# Short problem
Nothing may be dropped or altered: reproduce all the data.

--- start of Material for this exercise ---

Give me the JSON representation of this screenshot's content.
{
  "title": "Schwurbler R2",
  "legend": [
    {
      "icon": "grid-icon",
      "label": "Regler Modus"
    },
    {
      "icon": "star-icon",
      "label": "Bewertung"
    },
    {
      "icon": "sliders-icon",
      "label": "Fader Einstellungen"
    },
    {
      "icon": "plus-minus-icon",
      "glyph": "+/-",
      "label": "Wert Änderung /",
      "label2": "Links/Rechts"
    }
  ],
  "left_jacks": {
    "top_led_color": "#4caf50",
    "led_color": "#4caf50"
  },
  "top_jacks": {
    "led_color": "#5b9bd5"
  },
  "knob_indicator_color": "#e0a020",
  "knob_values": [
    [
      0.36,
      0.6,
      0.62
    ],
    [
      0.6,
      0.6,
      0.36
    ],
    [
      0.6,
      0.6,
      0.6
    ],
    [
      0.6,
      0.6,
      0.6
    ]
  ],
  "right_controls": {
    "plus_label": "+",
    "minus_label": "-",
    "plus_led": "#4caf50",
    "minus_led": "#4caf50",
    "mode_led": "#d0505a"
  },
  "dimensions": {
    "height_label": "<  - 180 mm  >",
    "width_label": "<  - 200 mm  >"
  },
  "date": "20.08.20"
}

--- end of Material for this exercise ---

# Written reply
Give me the JSON representation of this screenshot's content.
{
  "title": "Schwurbler R2",
  "legend": [
    {
      "icon": "grid-icon",
      "label": "Regler Modus"
    },
    {
      "icon": "star-icon",
      "label": "Bewertung"
    },
    {
      "icon": "sliders-icon",
      "label": "Fader Einstellungen"
    },
    {
      "icon": "plus-minus-icon",
      "glyph": "+/-",
      "label": "Wert Änderung /",
      "label2": "Links/Rechts"
    }
  ],
  "left_jacks": {
    "top_led_color": "#4caf50",
    "led_color": "#4caf50"
  },
  "top_jacks": {
    "led_color": "#5b9bd5"
  },
  "knob_indicator_color": "#e0a020",
  "knob_values": [
    [
      0.36,
      0.6,
      0.62
    ],
    [
      0.6,
      0.6,
      0.36
    ],
    [
      0.6,
      0.6,
      0.6
    ],
    [
      0.6,
      0.6,
      0.6
    ]
  ],
  "right_controls": {
    "plus_label": "+",
    "minus_label": "-",
    "plus_led": "#4caf50",
    "minus_led": "#4caf50",
    "mode_led": "#d0505a"
  },
  "dimensions": {
    "height_label": "<  - 180 mm  >",
    "width_label": "<  - 200 mm  >"
  },
  "date": "20.08.20"
}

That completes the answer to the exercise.